**Instructions for the task**
Would you set down every entry shown below, precisely as written?

* BEGIN *

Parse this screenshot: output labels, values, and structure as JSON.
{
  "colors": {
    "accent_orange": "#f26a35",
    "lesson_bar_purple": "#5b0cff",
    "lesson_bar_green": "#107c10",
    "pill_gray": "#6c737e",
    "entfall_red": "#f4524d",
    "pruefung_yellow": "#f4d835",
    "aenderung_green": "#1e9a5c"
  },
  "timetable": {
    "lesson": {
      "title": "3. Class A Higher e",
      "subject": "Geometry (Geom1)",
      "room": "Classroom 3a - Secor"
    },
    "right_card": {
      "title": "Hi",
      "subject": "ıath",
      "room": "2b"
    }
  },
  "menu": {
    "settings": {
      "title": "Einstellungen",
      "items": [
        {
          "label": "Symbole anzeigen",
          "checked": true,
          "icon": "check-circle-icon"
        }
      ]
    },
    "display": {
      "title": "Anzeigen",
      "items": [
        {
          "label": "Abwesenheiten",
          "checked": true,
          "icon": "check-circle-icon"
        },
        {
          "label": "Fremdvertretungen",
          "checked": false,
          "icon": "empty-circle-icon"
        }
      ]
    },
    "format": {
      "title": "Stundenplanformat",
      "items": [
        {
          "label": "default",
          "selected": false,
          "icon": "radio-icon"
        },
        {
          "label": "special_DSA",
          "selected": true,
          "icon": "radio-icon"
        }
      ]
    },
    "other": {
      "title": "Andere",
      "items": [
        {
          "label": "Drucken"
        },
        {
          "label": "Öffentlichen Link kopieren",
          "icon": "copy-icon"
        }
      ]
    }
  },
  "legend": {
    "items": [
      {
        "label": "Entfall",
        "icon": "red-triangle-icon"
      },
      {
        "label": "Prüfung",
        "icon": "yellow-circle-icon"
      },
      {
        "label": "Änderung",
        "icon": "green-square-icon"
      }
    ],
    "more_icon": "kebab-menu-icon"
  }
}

* END *

**Answer for this exercise**
Parse this screenshot: output labels, values, and structure as JSON.
{
  "colors": {
    "accent_orange": "#f26a35",
    "lesson_bar_purple": "#5b0cff",
    "lesson_bar_green": "#107c10",
    "pill_gray": "#6c737e",
    "entfall_red": "#f4524d",
    "pruefung_yellow": "#f4d835",
    "aenderung_green": "#1e9a5c"
  },
  "timetable": {
    "lesson": {
      "title": "3. Class A Higher e",
      "subject": "Geometry (Geom1)",
      "room": "Classroom 3a - Secor"
    },
    "right_card": {
      "title": "Hi",
      "subject": "ıath",
      "room": "2b"
    }
  },
  "menu": {
    "settings": {
      "title": "Einstellungen",
      "items": [
        {
          "label": "Symbole anzeigen",
          "checked": true,
          "icon": "check-circle-icon"
        }
      ]
    },
    "display": {
      "title": "Anzeigen",
      "items": [
        {
          "label": "Abwesenheiten",
          "checked": true,
          "icon": "check-circle-icon"
        },
        {
          "label": "Fremdvertretungen",
          "checked": false,
          "icon": "empty-circle-icon"
        }
      ]
    },
    "format": {
      "title": "Stundenplanformat",
      "items": [
        {
          "label": "default",
          "selected": false,
          "icon": "radio-icon"
        },
        {
          "label": "special_DSA",
          "selected": true,
          "icon": "radio-icon"
        }
      ]
    },
    "other": {
      "title": "Andere",
      "items": [
        {
          "label": "Drucken"
        },
        {
          "label": "Öffentlichen Link kopieren",
          "icon": "copy-icon"
        }
      ]
    }
  },
  "legend": {
    "items": [
      {
        "label": "Entfall",
        "icon": "red-triangle-icon"
      },
      {
        "label": "Prüfung",
        "icon": "yellow-circle-icon"
      },
      {
        "label": "Änderung",
        "icon": "green-square-icon"
      }
    ],
    "more_icon": "kebab-menu-icon"
  }
}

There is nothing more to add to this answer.